Find the word "далее" in the records below. List each line containing it.

(Records from a data source)
☆ ☆ ☆ ☆
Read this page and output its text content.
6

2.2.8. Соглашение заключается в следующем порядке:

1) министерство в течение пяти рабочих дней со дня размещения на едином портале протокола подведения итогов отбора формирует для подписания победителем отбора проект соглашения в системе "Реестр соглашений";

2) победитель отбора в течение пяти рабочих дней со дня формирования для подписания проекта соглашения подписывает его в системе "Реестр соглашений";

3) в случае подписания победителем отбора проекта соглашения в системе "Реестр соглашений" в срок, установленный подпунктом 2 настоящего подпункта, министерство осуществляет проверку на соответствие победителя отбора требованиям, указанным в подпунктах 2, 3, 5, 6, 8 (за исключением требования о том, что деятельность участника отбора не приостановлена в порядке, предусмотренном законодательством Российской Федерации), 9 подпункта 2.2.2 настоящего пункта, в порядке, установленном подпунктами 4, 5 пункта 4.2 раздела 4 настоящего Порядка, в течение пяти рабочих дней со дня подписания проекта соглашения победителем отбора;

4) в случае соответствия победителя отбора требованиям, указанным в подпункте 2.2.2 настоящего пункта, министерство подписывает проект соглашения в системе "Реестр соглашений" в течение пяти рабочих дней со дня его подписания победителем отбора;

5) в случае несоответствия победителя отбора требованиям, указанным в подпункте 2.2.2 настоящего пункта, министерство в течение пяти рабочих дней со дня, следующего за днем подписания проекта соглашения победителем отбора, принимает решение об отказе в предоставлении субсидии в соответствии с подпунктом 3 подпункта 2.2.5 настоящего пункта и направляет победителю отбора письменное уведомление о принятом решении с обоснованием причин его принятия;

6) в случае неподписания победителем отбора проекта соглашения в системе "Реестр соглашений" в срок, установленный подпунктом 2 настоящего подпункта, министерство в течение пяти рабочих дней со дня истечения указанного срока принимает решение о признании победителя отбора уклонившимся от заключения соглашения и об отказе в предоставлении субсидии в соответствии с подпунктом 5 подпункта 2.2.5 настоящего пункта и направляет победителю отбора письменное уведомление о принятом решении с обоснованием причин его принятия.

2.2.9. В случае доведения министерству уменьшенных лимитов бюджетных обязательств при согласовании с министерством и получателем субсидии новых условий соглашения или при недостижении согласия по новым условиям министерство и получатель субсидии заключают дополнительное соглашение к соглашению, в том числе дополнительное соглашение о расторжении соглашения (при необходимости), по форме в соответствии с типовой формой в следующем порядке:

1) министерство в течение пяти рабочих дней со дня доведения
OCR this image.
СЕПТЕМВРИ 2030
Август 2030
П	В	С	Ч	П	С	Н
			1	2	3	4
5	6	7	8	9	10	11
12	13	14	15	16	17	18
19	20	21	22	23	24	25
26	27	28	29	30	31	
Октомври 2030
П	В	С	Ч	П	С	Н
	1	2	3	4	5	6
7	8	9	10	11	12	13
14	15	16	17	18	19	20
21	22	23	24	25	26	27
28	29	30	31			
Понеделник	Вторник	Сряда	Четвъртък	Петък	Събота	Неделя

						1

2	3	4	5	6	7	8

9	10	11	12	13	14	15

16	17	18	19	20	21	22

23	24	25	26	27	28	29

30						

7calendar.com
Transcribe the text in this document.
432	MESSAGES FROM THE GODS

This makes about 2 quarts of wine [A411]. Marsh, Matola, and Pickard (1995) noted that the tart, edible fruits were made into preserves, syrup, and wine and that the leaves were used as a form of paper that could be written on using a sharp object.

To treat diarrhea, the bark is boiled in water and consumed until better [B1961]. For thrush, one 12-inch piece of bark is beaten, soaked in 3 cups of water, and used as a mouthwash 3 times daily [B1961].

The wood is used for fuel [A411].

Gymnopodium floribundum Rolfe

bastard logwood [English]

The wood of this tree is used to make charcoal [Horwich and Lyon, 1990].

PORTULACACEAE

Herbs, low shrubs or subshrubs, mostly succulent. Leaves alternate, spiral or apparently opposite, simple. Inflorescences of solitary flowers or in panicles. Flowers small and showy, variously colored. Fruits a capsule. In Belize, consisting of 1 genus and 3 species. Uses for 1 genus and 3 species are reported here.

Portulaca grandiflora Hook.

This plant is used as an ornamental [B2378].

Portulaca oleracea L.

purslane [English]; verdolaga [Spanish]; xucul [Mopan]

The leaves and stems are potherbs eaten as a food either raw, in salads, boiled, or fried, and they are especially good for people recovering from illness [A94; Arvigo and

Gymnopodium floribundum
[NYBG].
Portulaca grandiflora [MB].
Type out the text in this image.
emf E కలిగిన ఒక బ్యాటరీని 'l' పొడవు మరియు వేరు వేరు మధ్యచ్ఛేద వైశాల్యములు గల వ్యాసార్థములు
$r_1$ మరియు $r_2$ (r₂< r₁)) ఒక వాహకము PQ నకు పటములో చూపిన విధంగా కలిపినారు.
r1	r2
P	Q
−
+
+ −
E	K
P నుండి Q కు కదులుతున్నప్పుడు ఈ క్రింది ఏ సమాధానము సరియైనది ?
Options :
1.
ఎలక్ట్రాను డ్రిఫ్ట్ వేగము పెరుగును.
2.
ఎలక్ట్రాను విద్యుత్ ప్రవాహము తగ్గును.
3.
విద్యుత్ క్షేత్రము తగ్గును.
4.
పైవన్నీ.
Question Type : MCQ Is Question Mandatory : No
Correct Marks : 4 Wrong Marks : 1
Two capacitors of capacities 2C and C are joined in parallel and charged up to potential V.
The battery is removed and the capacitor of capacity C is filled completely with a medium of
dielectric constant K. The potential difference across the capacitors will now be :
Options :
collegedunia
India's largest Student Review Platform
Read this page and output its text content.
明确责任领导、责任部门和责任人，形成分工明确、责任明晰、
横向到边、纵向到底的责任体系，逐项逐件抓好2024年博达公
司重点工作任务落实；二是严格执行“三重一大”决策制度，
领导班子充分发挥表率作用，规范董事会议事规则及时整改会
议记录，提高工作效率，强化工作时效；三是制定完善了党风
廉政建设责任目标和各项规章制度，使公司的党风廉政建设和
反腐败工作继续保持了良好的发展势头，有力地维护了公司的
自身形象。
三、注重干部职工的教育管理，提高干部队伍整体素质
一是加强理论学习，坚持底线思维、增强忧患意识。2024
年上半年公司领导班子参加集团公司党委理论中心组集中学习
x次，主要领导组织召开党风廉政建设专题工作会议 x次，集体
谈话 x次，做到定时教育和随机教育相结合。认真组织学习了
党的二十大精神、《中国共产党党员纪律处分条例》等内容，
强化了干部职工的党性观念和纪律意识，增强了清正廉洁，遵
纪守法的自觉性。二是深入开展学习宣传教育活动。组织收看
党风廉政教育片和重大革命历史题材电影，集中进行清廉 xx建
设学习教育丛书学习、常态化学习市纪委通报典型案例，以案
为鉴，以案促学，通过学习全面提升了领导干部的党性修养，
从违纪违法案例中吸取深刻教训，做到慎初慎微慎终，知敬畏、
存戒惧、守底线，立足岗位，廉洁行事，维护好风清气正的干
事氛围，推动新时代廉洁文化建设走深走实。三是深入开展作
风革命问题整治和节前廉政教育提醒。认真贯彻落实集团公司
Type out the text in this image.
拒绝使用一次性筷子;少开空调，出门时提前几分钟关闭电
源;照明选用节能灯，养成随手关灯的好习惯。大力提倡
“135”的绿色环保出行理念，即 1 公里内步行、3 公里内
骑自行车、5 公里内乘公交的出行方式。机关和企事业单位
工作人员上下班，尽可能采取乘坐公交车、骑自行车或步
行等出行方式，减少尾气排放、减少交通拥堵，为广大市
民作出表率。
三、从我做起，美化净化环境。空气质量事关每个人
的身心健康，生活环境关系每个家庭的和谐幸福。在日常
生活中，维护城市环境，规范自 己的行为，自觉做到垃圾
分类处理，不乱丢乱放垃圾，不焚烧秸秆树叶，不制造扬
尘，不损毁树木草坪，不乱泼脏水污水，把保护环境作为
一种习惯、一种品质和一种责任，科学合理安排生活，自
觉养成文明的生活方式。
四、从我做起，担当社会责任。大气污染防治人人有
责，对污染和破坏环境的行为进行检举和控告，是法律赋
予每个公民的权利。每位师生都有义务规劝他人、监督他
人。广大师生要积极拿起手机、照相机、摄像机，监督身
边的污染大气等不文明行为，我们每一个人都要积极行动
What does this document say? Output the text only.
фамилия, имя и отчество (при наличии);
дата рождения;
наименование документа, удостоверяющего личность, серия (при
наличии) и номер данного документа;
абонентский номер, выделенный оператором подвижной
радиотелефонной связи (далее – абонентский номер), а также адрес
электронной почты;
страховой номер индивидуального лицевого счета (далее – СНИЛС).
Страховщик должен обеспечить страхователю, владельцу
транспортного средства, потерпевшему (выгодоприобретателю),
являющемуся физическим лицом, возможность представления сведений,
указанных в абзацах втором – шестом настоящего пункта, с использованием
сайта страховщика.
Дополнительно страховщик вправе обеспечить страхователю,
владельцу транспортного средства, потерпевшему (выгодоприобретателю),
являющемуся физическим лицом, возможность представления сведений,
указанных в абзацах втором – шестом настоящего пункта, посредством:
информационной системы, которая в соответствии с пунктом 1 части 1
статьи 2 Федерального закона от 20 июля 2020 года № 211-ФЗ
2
☆ ☆ ☆ ☆
RESULT BELOW:
радиотелефонной связи (далее – абонентский номер), а также адрес
страховой номер индивидуального лицевого счета (далее – СНИЛС).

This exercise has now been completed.